>> begin
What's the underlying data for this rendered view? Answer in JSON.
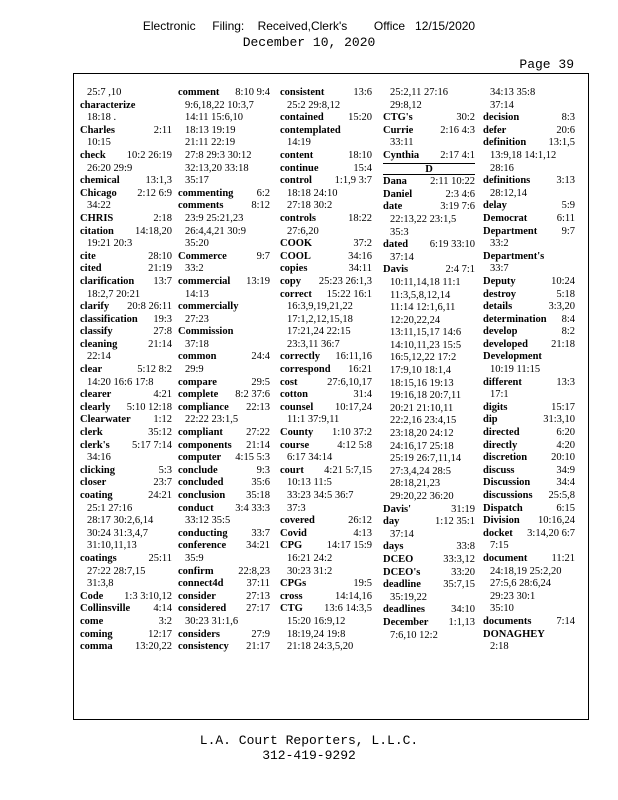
{
  "header": {
    "filing": "Electronic     Filing:    Received,Clerk's        Office   12/15/2020",
    "date": "December 10, 2020",
    "page": "Page 39"
  },
  "footer": {
    "company": "L.A. Court Reporters, L.L.C.",
    "phone": "312-419-9292"
  },
  "columns": [
    [
      {
        "refs": "25:7 ,10"
      },
      {
        "term": "characterize"
      },
      {
        "refs": "18:18 ."
      },
      {
        "term": "Charles",
        "refs": "2:11"
      },
      {
        "refs": "10:15"
      },
      {
        "term": "check",
        "refs": "10:2 26:19"
      },
      {
        "refs": "26:20 29:9"
      },
      {
        "term": "chemical",
        "refs": "13:1,3"
      },
      {
        "term": "Chicago",
        "refs": "2:12 6:9"
      },
      {
        "refs": "34:22"
      },
      {
        "term": "CHRIS",
        "refs": "2:18"
      },
      {
        "term": "citation",
        "refs": "14:18,20"
      },
      {
        "refs": "19:21 20:3"
      },
      {
        "term": "cite",
        "refs": "28:10"
      },
      {
        "term": "cited",
        "refs": "21:19"
      },
      {
        "term": "clarification",
        "refs": "13:7"
      },
      {
        "refs": "18:2,7 20:21"
      },
      {
        "term": "clarify",
        "refs": "20:8 26:11"
      },
      {
        "term": "classification",
        "refs": "19:3"
      },
      {
        "term": "classify",
        "refs": "27:8"
      },
      {
        "term": "cleaning",
        "refs": "21:14"
      },
      {
        "refs": "22:14"
      },
      {
        "term": "clear",
        "refs": "5:12 8:2"
      },
      {
        "refs": "14:20 16:6 17:8"
      },
      {
        "term": "clearer",
        "refs": "4:21"
      },
      {
        "term": "clearly",
        "refs": "5:10 12:18"
      },
      {
        "term": "Clearwater",
        "refs": "1:12"
      },
      {
        "term": "clerk",
        "refs": "35:12"
      },
      {
        "term": "clerk's",
        "refs": "5:17 7:14"
      },
      {
        "refs": "34:16"
      },
      {
        "term": "clicking",
        "refs": "5:3"
      },
      {
        "term": "closer",
        "refs": "23:7"
      },
      {
        "term": "coating",
        "refs": "24:21"
      },
      {
        "refs": "25:1 27:16"
      },
      {
        "refs": "28:17 30:2,6,14"
      },
      {
        "refs": "30:24 31:3,4,7"
      },
      {
        "refs": "31:10,11,13"
      },
      {
        "term": "coatings",
        "refs": "25:11"
      },
      {
        "refs": "27:22 28:7,15"
      },
      {
        "refs": "31:3,8"
      },
      {
        "term": "Code",
        "refs": "1:3 3:10,12"
      },
      {
        "term": "Collinsville",
        "refs": "4:14"
      },
      {
        "term": "come",
        "refs": "3:2"
      },
      {
        "term": "coming",
        "refs": "12:17"
      },
      {
        "term": "comma",
        "refs": "13:20,22"
      }
    ],
    [
      {
        "term": "comment",
        "refs": "8:10 9:4"
      },
      {
        "refs": "9:6,18,22 10:3,7"
      },
      {
        "refs": "14:11 15:6,10"
      },
      {
        "refs": "18:13 19:19"
      },
      {
        "refs": "21:11 22:19"
      },
      {
        "refs": "27:8 29:3 30:12"
      },
      {
        "refs": "32:13,20 33:18"
      },
      {
        "refs": "35:17"
      },
      {
        "term": "commenting",
        "refs": "6:2"
      },
      {
        "term": "comments",
        "refs": "8:12"
      },
      {
        "refs": "23:9 25:21,23"
      },
      {
        "refs": "26:4,4,21 30:9"
      },
      {
        "refs": "35:20"
      },
      {
        "term": "Commerce",
        "refs": "9:7"
      },
      {
        "refs": "33:2"
      },
      {
        "term": "commercial",
        "refs": "13:19"
      },
      {
        "refs": "14:13"
      },
      {
        "term": "commercially"
      },
      {
        "refs": "27:23"
      },
      {
        "term": "Commission"
      },
      {
        "refs": "37:18"
      },
      {
        "term": "common",
        "refs": "24:4"
      },
      {
        "refs": "29:9"
      },
      {
        "term": "compare",
        "refs": "29:5"
      },
      {
        "term": "complete",
        "refs": "8:2 37:6"
      },
      {
        "term": "compliance",
        "refs": "22:13"
      },
      {
        "refs": "22:22 23:1,5"
      },
      {
        "term": "compliant",
        "refs": "27:22"
      },
      {
        "term": "components",
        "refs": "21:14"
      },
      {
        "term": "computer",
        "refs": "4:15 5:3"
      },
      {
        "term": "conclude",
        "refs": "9:3"
      },
      {
        "term": "concluded",
        "refs": "35:6"
      },
      {
        "term": "conclusion",
        "refs": "35:18"
      },
      {
        "term": "conduct",
        "refs": "3:4 33:3"
      },
      {
        "refs": "33:12 35:5"
      },
      {
        "term": "conducting",
        "refs": "33:7"
      },
      {
        "term": "conference",
        "refs": "34:21"
      },
      {
        "refs": "35:9"
      },
      {
        "term": "confirm",
        "refs": "22:8,23"
      },
      {
        "term": "connect4d",
        "refs": "37:11"
      },
      {
        "term": "consider",
        "refs": "27:13"
      },
      {
        "term": "considered",
        "refs": "27:17"
      },
      {
        "refs": "30:23 31:1,6"
      },
      {
        "term": "considers",
        "refs": "27:9"
      },
      {
        "term": "consistency",
        "refs": "21:17"
      }
    ],
    [
      {
        "term": "consistent",
        "refs": "13:6"
      },
      {
        "refs": "25:2 29:8,12"
      },
      {
        "term": "contained",
        "refs": "15:20"
      },
      {
        "term": "contemplated"
      },
      {
        "refs": "14:19"
      },
      {
        "term": "content",
        "refs": "18:10"
      },
      {
        "term": "continue",
        "refs": "15:4"
      },
      {
        "term": "control",
        "refs": "1:1,9 3:7"
      },
      {
        "refs": "18:18 24:10"
      },
      {
        "refs": "27:18 30:2"
      },
      {
        "term": "controls",
        "refs": "18:22"
      },
      {
        "refs": "27:6,20"
      },
      {
        "term": "COOK",
        "refs": "37:2"
      },
      {
        "term": "COOL",
        "refs": "34:16"
      },
      {
        "term": "copies",
        "refs": "34:11"
      },
      {
        "term": "copy",
        "refs": "25:23 26:1,3"
      },
      {
        "term": "correct",
        "refs": "15:22 16:1"
      },
      {
        "refs": "16:3,9,19,21,22"
      },
      {
        "refs": "17:1,2,12,15,18"
      },
      {
        "refs": "17:21,24 22:15"
      },
      {
        "refs": "23:3,11 36:7"
      },
      {
        "term": "correctly",
        "refs": "16:11,16"
      },
      {
        "term": "correspond",
        "refs": "16:21"
      },
      {
        "term": "cost",
        "refs": "27:6,10,17"
      },
      {
        "term": "cotton",
        "refs": "31:4"
      },
      {
        "term": "counsel",
        "refs": "10:17,24"
      },
      {
        "refs": "11:1 37:9,11"
      },
      {
        "term": "County",
        "refs": "1:10 37:2"
      },
      {
        "term": "course",
        "refs": "4:12 5:8"
      },
      {
        "refs": "6:17 34:14"
      },
      {
        "term": "court",
        "refs": "4:21 5:7,15"
      },
      {
        "refs": "10:13 11:5"
      },
      {
        "refs": "33:23 34:5 36:7"
      },
      {
        "refs": "37:3"
      },
      {
        "term": "covered",
        "refs": "26:12"
      },
      {
        "term": "Covid",
        "refs": "4:13"
      },
      {
        "term": "CPG",
        "refs": "14:17 15:9"
      },
      {
        "refs": "16:21 24:2"
      },
      {
        "refs": "30:23 31:2"
      },
      {
        "term": "CPGs",
        "refs": "19:5"
      },
      {
        "term": "cross",
        "refs": "14:14,16"
      },
      {
        "term": "CTG",
        "refs": "13:6 14:3,5"
      },
      {
        "refs": "15:20 16:9,12"
      },
      {
        "refs": "18:19,24 19:8"
      },
      {
        "refs": "21:18 24:3,5,20"
      }
    ],
    [
      {
        "refs": "25:2,11 27:16"
      },
      {
        "refs": "29:8,12"
      },
      {
        "term": "CTG's",
        "refs": "30:2"
      },
      {
        "term": "Currie",
        "refs": "2:16 4:3"
      },
      {
        "refs": "33:11"
      },
      {
        "term": "Cynthia",
        "refs": "2:17 4:1"
      },
      {
        "heading": "D"
      },
      {
        "term": "Dana",
        "refs": "2:11 10:22"
      },
      {
        "term": "Daniel",
        "refs": "2:3 4:6"
      },
      {
        "term": "date",
        "refs": "3:19 7:6"
      },
      {
        "refs": "22:13,22 23:1,5"
      },
      {
        "refs": "35:3"
      },
      {
        "term": "dated",
        "refs": "6:19 33:10"
      },
      {
        "refs": "37:14"
      },
      {
        "term": "Davis",
        "refs": "2:4 7:1"
      },
      {
        "refs": "10:11,14,18 11:1"
      },
      {
        "refs": "11:3,5,8,12,14"
      },
      {
        "refs": "11:14 12:1,6,11"
      },
      {
        "refs": "12:20,22,24"
      },
      {
        "refs": "13:11,15,17 14:6"
      },
      {
        "refs": "14:10,11,23 15:5"
      },
      {
        "refs": "16:5,12,22 17:2"
      },
      {
        "refs": "17:9,10 18:1,4"
      },
      {
        "refs": "18:15,16 19:13"
      },
      {
        "refs": "19:16,18 20:7,11"
      },
      {
        "refs": "20:21 21:10,11"
      },
      {
        "refs": "22:2,16 23:4,15"
      },
      {
        "refs": "23:18,20 24:12"
      },
      {
        "refs": "24:16,17 25:18"
      },
      {
        "refs": "25:19 26:7,11,14"
      },
      {
        "refs": "27:3,4,24 28:5"
      },
      {
        "refs": "28:18,21,23"
      },
      {
        "refs": "29:20,22 36:20"
      },
      {
        "term": "Davis'",
        "refs": "31:19"
      },
      {
        "term": "day",
        "refs": "1:12 35:1"
      },
      {
        "refs": "37:14"
      },
      {
        "term": "days",
        "refs": "33:8"
      },
      {
        "term": "DCEO",
        "refs": "33:3,12"
      },
      {
        "term": "DCEO's",
        "refs": "33:20"
      },
      {
        "term": "deadline",
        "refs": "35:7,15"
      },
      {
        "refs": "35:19,22"
      },
      {
        "term": "deadlines",
        "refs": "34:10"
      },
      {
        "term": "December",
        "refs": "1:1,13"
      },
      {
        "refs": "7:6,10 12:2"
      }
    ],
    [
      {
        "refs": "34:13 35:8"
      },
      {
        "refs": "37:14"
      },
      {
        "term": "decision",
        "refs": "8:3"
      },
      {
        "term": "defer",
        "refs": "20:6"
      },
      {
        "term": "definition",
        "refs": "13:1,5"
      },
      {
        "refs": "13:9,18 14:1,12"
      },
      {
        "refs": "28:16"
      },
      {
        "term": "definitions",
        "refs": "3:13"
      },
      {
        "refs": "28:12,14"
      },
      {
        "term": "delay",
        "refs": "5:9"
      },
      {
        "term": "Democrat",
        "refs": "6:11"
      },
      {
        "term": "Department",
        "refs": "9:7"
      },
      {
        "refs": "33:2"
      },
      {
        "term": "Department's"
      },
      {
        "refs": "33:7"
      },
      {
        "term": "Deputy",
        "refs": "10:24"
      },
      {
        "term": "destroy",
        "refs": "5:18"
      },
      {
        "term": "details",
        "refs": "3:3,20"
      },
      {
        "term": "determination",
        "refs": "8:4"
      },
      {
        "term": "develop",
        "refs": "8:2"
      },
      {
        "term": "developed",
        "refs": "21:18"
      },
      {
        "term": "Development"
      },
      {
        "refs": "10:19 11:15"
      },
      {
        "term": "different",
        "refs": "13:3"
      },
      {
        "refs": "17:1"
      },
      {
        "term": "digits",
        "refs": "15:17"
      },
      {
        "term": "dip",
        "refs": "31:3,10"
      },
      {
        "term": "directed",
        "refs": "6:20"
      },
      {
        "term": "directly",
        "refs": "4:20"
      },
      {
        "term": "discretion",
        "refs": "20:10"
      },
      {
        "term": "discuss",
        "refs": "34:9"
      },
      {
        "term": "Discussion",
        "refs": "34:4"
      },
      {
        "term": "discussions",
        "refs": "25:5,8"
      },
      {
        "term": "Dispatch",
        "refs": "6:15"
      },
      {
        "term": "Division",
        "refs": "10:16,24"
      },
      {
        "term": "docket",
        "refs": "3:14,20 6:7"
      },
      {
        "refs": "7:15"
      },
      {
        "term": "document",
        "refs": "11:21"
      },
      {
        "refs": "24:18,19 25:2,20"
      },
      {
        "refs": "27:5,6 28:6,24"
      },
      {
        "refs": "29:23 30:1"
      },
      {
        "refs": "35:10"
      },
      {
        "term": "documents",
        "refs": "7:14"
      },
      {
        "term": "DONAGHEY"
      },
      {
        "refs": "2:18"
      }
    ]
  ]
}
>> end
• **Set task**: Give the number of lines in the entries above that include the string "December". No other output is expected.

• **Exercise solution**: 2